## Material provided
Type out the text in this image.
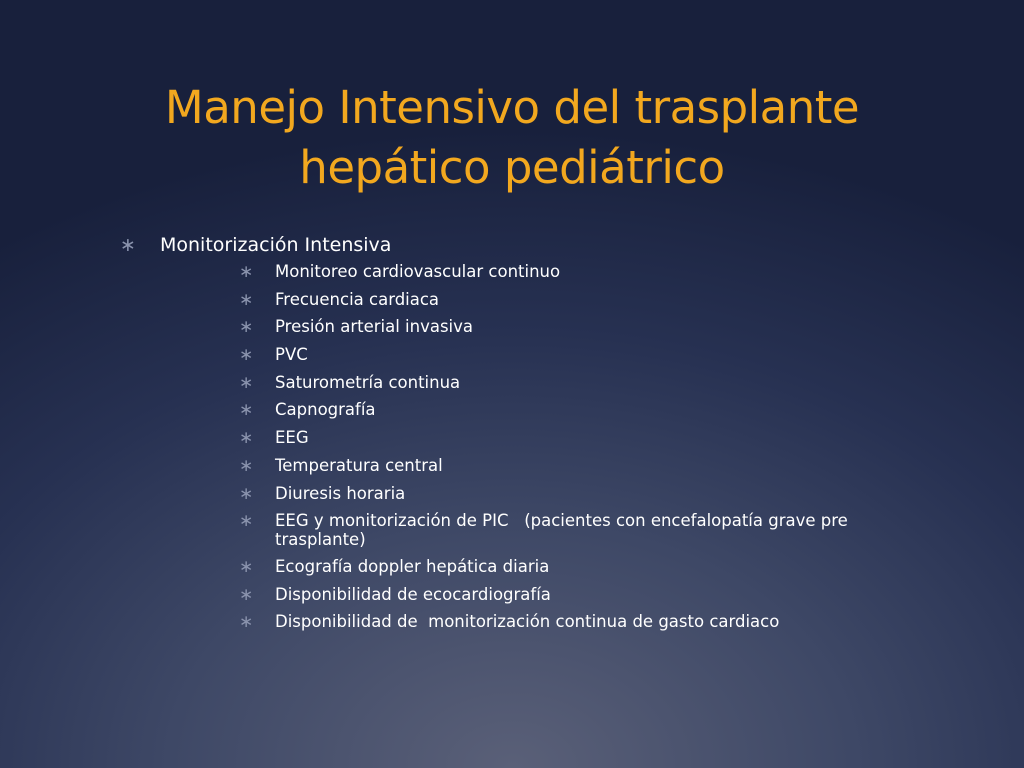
Manejo Intensivo del trasplante
hepático pediátrico
∗	Monitorización Intensiva
∗	Monitoreo cardiovascular continuo
∗	Frecuencia cardiaca
∗	Presión arterial invasiva
∗	PVC
∗	Saturometría continua
∗	Capnografía
∗	EEG
∗	Temperatura central
∗	Diuresis horaria
∗	EEG y monitorización de PIC   (pacientes con encefalopatía grave pre trasplante)
∗	Ecografía doppler hepática diaria
∗	Disponibilidad de ecocardiografía
∗	Disponibilidad de  monitorización continua de gasto cardiaco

## What is asked
Copy each line of the listing that holds the word "continua".

## Answer to this task
∗	Saturometría continua
∗	Disponibilidad de  monitorización continua de gasto cardiaco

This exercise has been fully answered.